Do any lines in the data below contain "screenshot"? If so, copy every one of them.

• _GIVEN DATA_

--- Begin ---

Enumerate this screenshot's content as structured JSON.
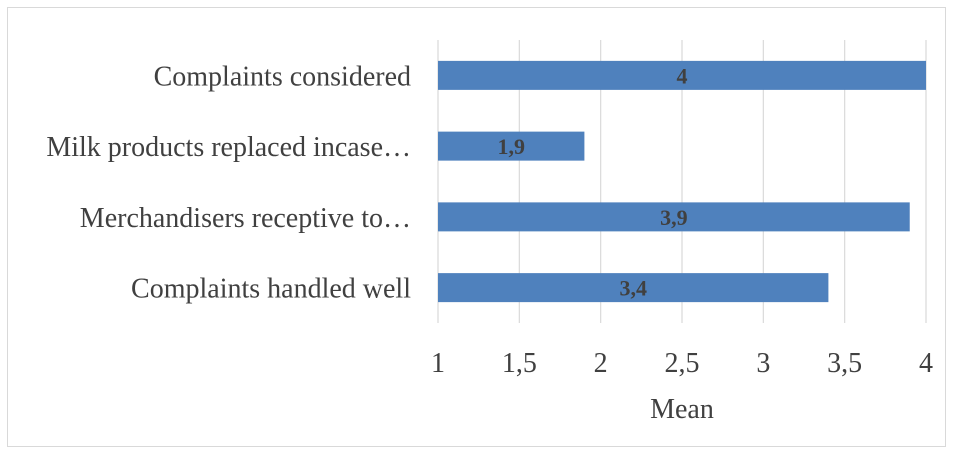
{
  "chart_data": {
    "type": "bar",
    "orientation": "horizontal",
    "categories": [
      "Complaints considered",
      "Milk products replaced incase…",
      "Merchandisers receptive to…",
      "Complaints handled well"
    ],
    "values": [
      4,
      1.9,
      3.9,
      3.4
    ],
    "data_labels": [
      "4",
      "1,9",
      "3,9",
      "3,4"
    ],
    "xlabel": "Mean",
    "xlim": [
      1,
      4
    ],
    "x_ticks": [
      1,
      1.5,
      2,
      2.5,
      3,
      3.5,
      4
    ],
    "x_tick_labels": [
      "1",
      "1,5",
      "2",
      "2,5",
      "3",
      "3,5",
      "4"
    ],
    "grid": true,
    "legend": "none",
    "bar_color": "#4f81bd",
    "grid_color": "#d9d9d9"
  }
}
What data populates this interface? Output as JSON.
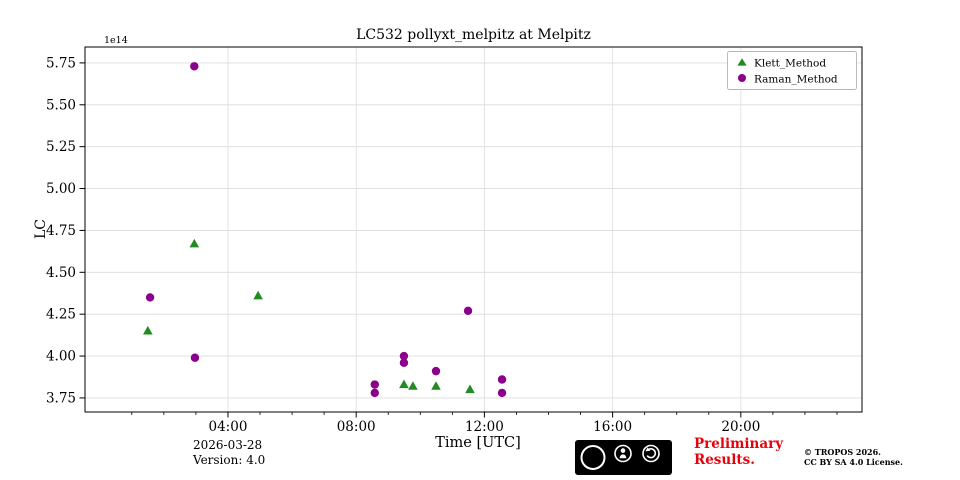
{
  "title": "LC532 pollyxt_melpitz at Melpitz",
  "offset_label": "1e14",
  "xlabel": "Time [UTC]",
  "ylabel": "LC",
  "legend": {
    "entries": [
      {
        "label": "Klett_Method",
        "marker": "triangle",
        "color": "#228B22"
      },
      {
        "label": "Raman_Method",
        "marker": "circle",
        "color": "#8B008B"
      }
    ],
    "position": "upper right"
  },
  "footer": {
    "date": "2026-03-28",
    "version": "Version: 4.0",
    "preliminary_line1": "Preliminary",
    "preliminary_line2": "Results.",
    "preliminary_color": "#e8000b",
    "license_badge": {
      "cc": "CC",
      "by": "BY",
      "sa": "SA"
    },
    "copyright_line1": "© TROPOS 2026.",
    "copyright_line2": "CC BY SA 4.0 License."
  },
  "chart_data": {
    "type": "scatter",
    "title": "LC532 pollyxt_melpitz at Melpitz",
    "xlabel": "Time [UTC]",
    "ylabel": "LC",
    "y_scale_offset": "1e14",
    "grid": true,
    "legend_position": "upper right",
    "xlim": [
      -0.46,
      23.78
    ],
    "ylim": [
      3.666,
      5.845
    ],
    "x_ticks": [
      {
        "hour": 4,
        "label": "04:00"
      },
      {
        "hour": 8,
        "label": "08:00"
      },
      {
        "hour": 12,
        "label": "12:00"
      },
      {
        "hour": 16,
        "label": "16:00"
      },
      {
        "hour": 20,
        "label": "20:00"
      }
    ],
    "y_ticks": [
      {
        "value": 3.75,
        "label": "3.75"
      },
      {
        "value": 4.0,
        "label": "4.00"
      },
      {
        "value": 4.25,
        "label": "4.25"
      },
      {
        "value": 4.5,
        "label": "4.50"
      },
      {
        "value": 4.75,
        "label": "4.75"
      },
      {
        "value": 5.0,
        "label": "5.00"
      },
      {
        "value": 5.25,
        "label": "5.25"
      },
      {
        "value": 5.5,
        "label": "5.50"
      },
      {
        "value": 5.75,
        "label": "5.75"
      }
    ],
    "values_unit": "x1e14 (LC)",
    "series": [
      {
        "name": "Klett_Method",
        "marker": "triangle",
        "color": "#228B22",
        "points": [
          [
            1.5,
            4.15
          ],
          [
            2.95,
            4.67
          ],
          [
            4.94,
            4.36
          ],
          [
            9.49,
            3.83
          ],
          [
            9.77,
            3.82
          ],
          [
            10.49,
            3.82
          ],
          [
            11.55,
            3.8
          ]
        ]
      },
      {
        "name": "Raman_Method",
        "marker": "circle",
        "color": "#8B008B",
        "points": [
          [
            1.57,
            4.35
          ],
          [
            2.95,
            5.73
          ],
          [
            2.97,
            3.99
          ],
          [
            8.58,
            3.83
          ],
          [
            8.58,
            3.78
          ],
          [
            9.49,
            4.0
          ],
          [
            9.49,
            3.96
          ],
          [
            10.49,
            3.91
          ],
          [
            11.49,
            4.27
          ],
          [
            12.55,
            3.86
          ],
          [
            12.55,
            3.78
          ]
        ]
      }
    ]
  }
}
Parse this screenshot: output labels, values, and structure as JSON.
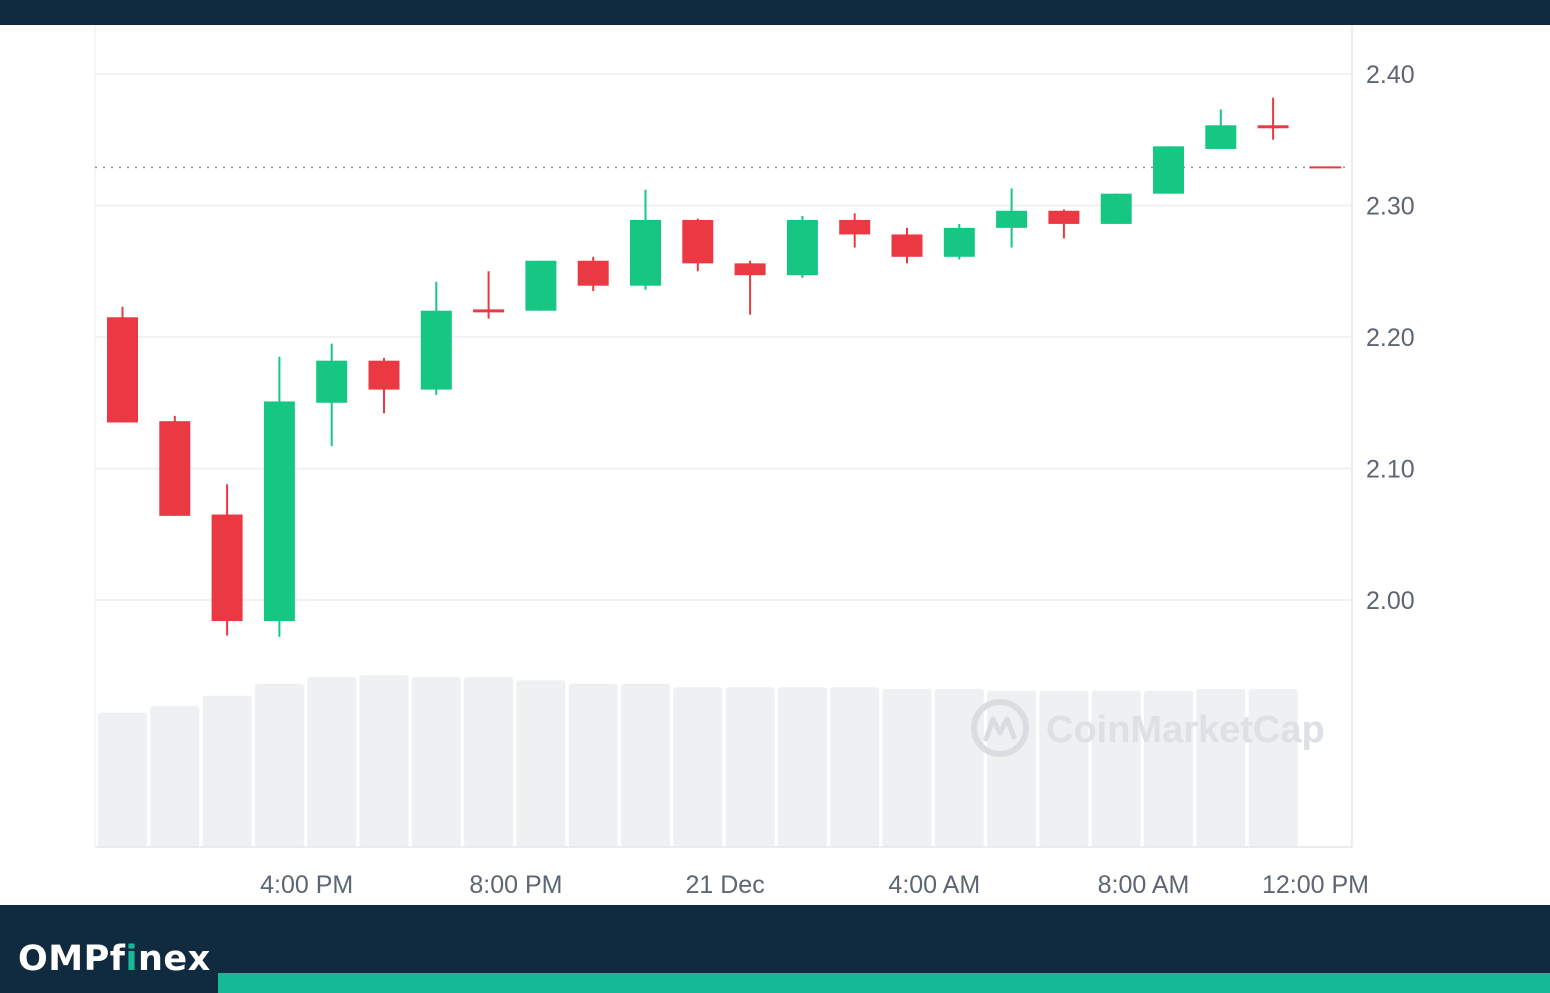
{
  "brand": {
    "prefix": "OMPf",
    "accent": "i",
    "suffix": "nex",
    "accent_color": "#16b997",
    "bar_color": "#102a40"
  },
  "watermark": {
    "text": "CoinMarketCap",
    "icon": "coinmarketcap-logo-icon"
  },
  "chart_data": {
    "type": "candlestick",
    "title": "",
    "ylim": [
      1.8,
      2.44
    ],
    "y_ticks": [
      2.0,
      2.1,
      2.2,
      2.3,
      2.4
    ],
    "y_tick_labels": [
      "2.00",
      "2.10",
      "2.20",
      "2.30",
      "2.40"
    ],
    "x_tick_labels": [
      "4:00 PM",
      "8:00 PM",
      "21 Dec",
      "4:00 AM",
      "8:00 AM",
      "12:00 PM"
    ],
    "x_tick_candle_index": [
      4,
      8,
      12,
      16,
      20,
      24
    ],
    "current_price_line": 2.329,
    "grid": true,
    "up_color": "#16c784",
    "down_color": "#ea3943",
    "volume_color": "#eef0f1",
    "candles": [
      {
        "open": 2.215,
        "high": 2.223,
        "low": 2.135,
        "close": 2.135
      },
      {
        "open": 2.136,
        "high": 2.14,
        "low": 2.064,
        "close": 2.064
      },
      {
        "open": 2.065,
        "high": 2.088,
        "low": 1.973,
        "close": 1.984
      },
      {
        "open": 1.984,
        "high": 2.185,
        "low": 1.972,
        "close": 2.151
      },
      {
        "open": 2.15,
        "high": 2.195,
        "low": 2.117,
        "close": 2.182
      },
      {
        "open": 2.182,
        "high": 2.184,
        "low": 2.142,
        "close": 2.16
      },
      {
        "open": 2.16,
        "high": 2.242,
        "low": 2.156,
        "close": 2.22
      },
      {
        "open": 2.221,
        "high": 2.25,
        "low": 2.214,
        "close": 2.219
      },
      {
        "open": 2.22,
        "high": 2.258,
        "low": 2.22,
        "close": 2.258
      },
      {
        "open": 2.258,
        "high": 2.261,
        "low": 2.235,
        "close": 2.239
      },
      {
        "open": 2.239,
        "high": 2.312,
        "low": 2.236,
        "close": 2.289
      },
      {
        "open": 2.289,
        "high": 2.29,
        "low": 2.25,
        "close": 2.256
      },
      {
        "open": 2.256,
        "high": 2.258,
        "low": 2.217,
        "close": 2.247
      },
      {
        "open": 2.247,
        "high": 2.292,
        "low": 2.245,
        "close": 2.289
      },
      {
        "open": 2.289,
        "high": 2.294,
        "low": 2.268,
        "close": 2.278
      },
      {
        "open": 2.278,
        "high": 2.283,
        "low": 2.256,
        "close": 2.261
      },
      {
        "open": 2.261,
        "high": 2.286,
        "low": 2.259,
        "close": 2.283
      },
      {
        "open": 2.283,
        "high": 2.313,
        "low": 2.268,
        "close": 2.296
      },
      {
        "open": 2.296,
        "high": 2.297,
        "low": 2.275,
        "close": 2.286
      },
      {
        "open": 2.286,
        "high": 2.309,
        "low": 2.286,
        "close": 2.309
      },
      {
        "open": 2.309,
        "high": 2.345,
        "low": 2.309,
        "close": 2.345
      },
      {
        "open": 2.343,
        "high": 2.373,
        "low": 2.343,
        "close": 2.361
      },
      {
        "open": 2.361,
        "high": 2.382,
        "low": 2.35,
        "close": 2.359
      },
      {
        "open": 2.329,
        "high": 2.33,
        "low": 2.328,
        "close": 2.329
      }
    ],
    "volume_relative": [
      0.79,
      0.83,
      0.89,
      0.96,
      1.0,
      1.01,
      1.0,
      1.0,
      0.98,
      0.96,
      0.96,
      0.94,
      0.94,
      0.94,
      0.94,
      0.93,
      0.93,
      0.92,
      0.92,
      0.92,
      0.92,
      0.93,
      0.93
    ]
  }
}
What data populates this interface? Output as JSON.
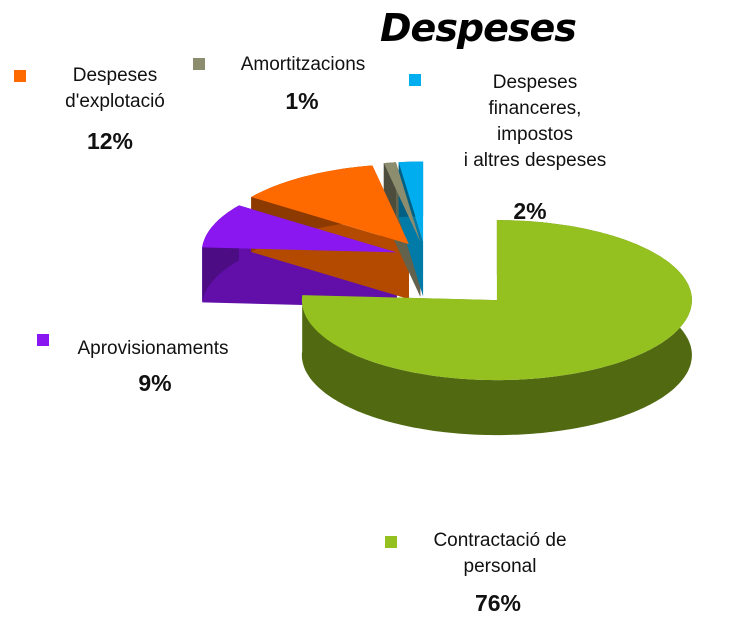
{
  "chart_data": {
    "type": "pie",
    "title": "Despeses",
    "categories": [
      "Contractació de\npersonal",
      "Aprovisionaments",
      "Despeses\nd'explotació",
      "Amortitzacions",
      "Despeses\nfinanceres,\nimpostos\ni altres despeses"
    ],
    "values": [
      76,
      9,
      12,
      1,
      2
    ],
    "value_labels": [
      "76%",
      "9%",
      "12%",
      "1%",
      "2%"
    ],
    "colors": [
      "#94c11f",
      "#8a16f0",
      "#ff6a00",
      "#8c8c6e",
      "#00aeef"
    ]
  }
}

--- End ---

• _PROBLEM SOLUTION_
Enumerate this screenshot's content as structured JSON.
Parse this screenshot: output labels, values, and structure as JSON.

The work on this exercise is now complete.